Directive
Please give the listing again, word for word, with nothing left out.

— Start Stored records —

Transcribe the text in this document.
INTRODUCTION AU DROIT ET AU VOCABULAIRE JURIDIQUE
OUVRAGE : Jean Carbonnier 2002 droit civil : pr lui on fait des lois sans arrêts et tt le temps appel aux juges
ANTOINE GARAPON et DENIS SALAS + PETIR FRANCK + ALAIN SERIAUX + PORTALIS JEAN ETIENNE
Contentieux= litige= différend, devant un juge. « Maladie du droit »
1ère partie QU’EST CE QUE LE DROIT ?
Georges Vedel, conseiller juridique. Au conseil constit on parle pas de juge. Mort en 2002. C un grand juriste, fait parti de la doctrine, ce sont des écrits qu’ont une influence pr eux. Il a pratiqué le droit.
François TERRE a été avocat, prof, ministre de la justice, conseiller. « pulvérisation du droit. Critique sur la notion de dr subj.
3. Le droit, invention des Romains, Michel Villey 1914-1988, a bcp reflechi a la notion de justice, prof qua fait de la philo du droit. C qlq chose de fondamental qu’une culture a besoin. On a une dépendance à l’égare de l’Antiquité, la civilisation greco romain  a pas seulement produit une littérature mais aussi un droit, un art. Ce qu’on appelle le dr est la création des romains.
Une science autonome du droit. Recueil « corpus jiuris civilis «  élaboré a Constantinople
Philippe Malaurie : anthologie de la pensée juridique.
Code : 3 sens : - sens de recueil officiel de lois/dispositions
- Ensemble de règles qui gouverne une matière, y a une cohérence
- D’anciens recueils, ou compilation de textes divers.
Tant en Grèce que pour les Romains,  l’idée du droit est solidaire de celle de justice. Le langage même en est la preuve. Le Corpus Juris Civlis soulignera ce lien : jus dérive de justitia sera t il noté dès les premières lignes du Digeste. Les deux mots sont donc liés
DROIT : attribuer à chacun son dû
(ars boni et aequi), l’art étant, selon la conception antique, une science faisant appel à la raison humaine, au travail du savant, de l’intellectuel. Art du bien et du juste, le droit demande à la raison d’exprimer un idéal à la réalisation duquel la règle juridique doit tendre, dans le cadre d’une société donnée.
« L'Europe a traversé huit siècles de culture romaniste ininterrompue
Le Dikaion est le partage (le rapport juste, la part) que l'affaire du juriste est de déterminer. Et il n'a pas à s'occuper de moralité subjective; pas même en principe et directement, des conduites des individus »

— End Stored records —

Task response
Transcribe the text in this document.
INTRODUCTION AU DROIT ET AU VOCABULAIRE JURIDIQUE
OUVRAGE : Jean Carbonnier 2002 droit civil : pr lui on fait des lois sans arrêts et tt le temps appel aux juges
ANTOINE GARAPON et DENIS SALAS + PETIR FRANCK + ALAIN SERIAUX + PORTALIS JEAN ETIENNE
Contentieux= litige= différend, devant un juge. « Maladie du droit »
1ère partie QU’EST CE QUE LE DROIT ?
Georges Vedel, conseiller juridique. Au conseil constit on parle pas de juge. Mort en 2002. C un grand juriste, fait parti de la doctrine, ce sont des écrits qu’ont une influence pr eux. Il a pratiqué le droit.
François TERRE a été avocat, prof, ministre de la justice, conseiller. « pulvérisation du droit. Critique sur la notion de dr subj.
3. Le droit, invention des Romains, Michel Villey 1914-1988, a bcp reflechi a la notion de justice, prof qua fait de la philo du droit. C qlq chose de fondamental qu’une culture a besoin. On a une dépendance à l’égare de l’Antiquité, la civilisation greco romain  a pas seulement produit une littérature mais aussi un droit, un art. Ce qu’on appelle le dr est la création des romains.
Une science autonome du droit. Recueil « corpus jiuris civilis «  élaboré a Constantinople
Philippe Malaurie : anthologie de la pensée juridique.
Code : 3 sens : - sens de recueil officiel de lois/dispositions
- Ensemble de règles qui gouverne une matière, y a une cohérence
- D’anciens recueils, ou compilation de textes divers.
Tant en Grèce que pour les Romains,  l’idée du droit est solidaire de celle de justice. Le langage même en est la preuve. Le Corpus Juris Civlis soulignera ce lien : jus dérive de justitia sera t il noté dès les premières lignes du Digeste. Les deux mots sont donc liés
DROIT : attribuer à chacun son dû
(ars boni et aequi), l’art étant, selon la conception antique, une science faisant appel à la raison humaine, au travail du savant, de l’intellectuel. Art du bien et du juste, le droit demande à la raison d’exprimer un idéal à la réalisation duquel la règle juridique doit tendre, dans le cadre d’une société donnée.
« L'Europe a traversé huit siècles de culture romaniste ininterrompue
Le Dikaion est le partage (le rapport juste, la part) que l'affaire du juriste est de déterminer. Et il n'a pas à s'occuper de moralité subjective; pas même en principe et directement, des conduites des individus »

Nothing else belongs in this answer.